━━━━━ DATA FOR PROCESSING ━━━━━
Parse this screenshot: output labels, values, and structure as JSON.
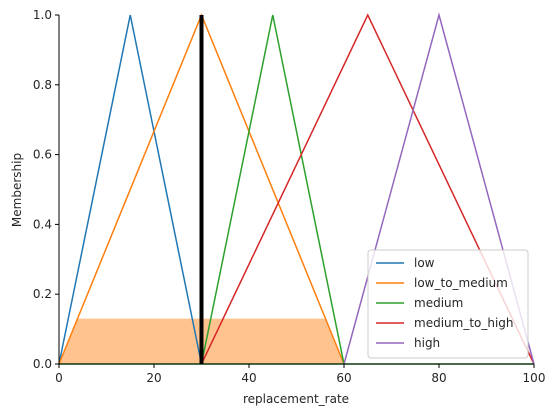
{
  "chart_data": {
    "type": "line",
    "xlabel": "replacement_rate",
    "ylabel": "Membership",
    "xlim": [
      0,
      100
    ],
    "ylim": [
      0,
      1.0
    ],
    "xticks": [
      "0",
      "20",
      "40",
      "60",
      "80",
      "100"
    ],
    "yticks": [
      "0.0",
      "0.2",
      "0.4",
      "0.6",
      "0.8",
      "1.0"
    ],
    "legend_position": "lower-right",
    "series": [
      {
        "name": "low",
        "color": "#1f77b4",
        "x": [
          0,
          15,
          30
        ],
        "y": [
          0,
          1,
          0
        ]
      },
      {
        "name": "low_to_medium",
        "color": "#ff7f0e",
        "x": [
          0,
          30,
          60
        ],
        "y": [
          0,
          1,
          0
        ]
      },
      {
        "name": "medium",
        "color": "#2ca02c",
        "x": [
          30,
          45,
          60
        ],
        "y": [
          0,
          1,
          0
        ]
      },
      {
        "name": "medium_to_high",
        "color": "#d62728",
        "x": [
          30,
          65,
          100
        ],
        "y": [
          0,
          1,
          0
        ]
      },
      {
        "name": "high",
        "color": "#9467bd",
        "x": [
          60,
          80,
          100
        ],
        "y": [
          0,
          1,
          0
        ]
      }
    ],
    "activation": {
      "series": "low_to_medium",
      "level": 0.13,
      "color": "#ffc38f",
      "x_range": [
        0,
        60
      ]
    },
    "crisp_output": {
      "x": 30,
      "color": "#000000"
    },
    "baseline": {
      "y": 0,
      "color": "#2ca02c"
    }
  }
}
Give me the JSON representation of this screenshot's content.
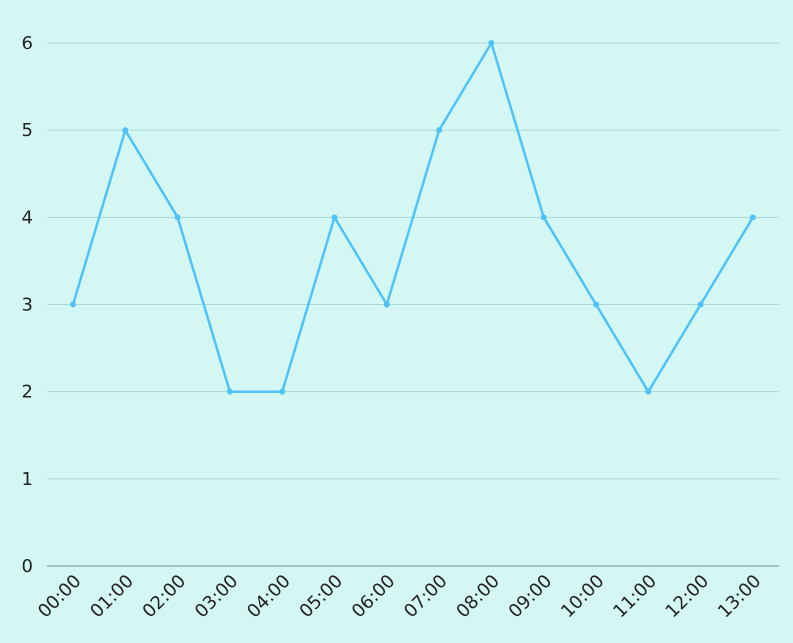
{
  "chart_data": {
    "type": "line",
    "title": "",
    "xlabel": "",
    "ylabel": "",
    "categories": [
      "00:00",
      "01:00",
      "02:00",
      "03:00",
      "04:00",
      "05:00",
      "06:00",
      "07:00",
      "08:00",
      "09:00",
      "10:00",
      "11:00",
      "12:00",
      "13:00"
    ],
    "series": [
      {
        "values": [
          3,
          5,
          4,
          2,
          2,
          4,
          3,
          5,
          6,
          4,
          3,
          2,
          3,
          4
        ]
      }
    ],
    "ylim": [
      0,
      6
    ],
    "y_ticks": [
      "0",
      "1",
      "2",
      "3",
      "4",
      "5",
      "6"
    ],
    "grid": true,
    "legend": "none",
    "colors": {
      "background": "#d5f7f4",
      "line": "#4fc3f7",
      "grid": "#a9d9d5",
      "axis": "#7fa8a4",
      "text": "#222222"
    }
  }
}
━━━━━
■ PROBLEM STATEMENT
Only lines holding the string "values" are wanted; gather each one from the entries above.

■ TASK ANSWER
Parse this screenshot: output labels, values, and structure as JSON.
        "values": [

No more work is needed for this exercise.